FRAGMENTO DEL DOCUMENTO

******

Aldo Bombardiere Castro / Divagaciones: ambigüedades

Filosofía

Algunas respuestas parecen mecánicas. Otras, incluso instintivas. Ciertas disciplinas de saberes, por el contrario, parecen constituirse como fruto de un esfuerzo sobrehumano, siendo el resultado de un superávit de prácticas, reglas y métodos cuyo monótono proceso de recolección, conversión y adaptación de datos permitirán su ingreso dentro de determinadas coordenadas de un archivo o región de conocimiento. Y hay de (in)ciertos acontecimientos que no responde a ninguno de estos modos, pues irrumpen y sacuden la superficie del planeta como si nos susurraran al oído la existencia de un mundo otro.

******

INFORMACIÓN PROPORCIONADA
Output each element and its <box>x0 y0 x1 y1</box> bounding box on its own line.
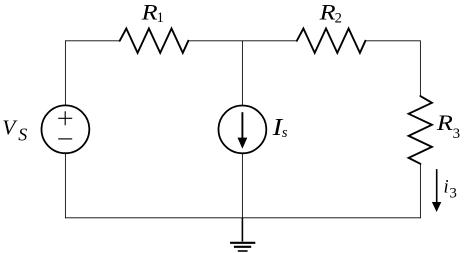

******

EJERCICIO 1
Según el fragmento sobre las ambigüedades, ¿de qué parecen ser fruto ciertas disciplinas de saberes?
EJERCICIO 2
Resume en forma de lista el párrafo del fragmento que empieza con "Algunas respuestas parecen mecánicas", conservando sus ideas principales.
EJERCICIO 3
Transcribe del fragmento el pasaje que abre con las palabras "Algunas respuestas parecen" y cierra con "un mundo otro.".
El material es independiente del fragmento y no forma parte de él.

RESPUESTA COMPLETA 1
Parecen ser fruto de un esfuerzo sobrehumano.

RESPUESTA COMPLETA 2
- Algunas respuestas parecen mecánicas y otras, instintivas.
- Ciertas disciplinas de saberes parecen nacer de un esfuerzo sobrehumano, resultado de un exceso de prácticas, reglas y métodos.
- Ese proceso monótono de recolección, conversión y adaptación de datos permite su ingreso en un archivo o región de conocimiento.
- Hay acontecimientos que no responden a ninguno de estos modos: irrumpen, sacuden la superficie del planeta y parecen susurrar la existencia de un mundo otro.

RESPUESTA COMPLETA 3
Algunas respuestas parecen mecánicas. Otras, incluso instintivas. Ciertas disciplinas de saberes, por el contrario, parecen constituirse como fruto de un esfuerzo sobrehumano, siendo el resultado de un superávit de prácticas, reglas y métodos cuyo monótono proceso de recolección, conversión y adaptación de datos permitirán su ingreso dentro de determinadas coordenadas de un archivo o región de conocimiento. Y hay de (in)ciertos acontecimientos que no responde a ninguno de estos modos, pues irrumpen y sacuden la superficie del planeta como si nos susurraran al oído la existencia de un mundo otro.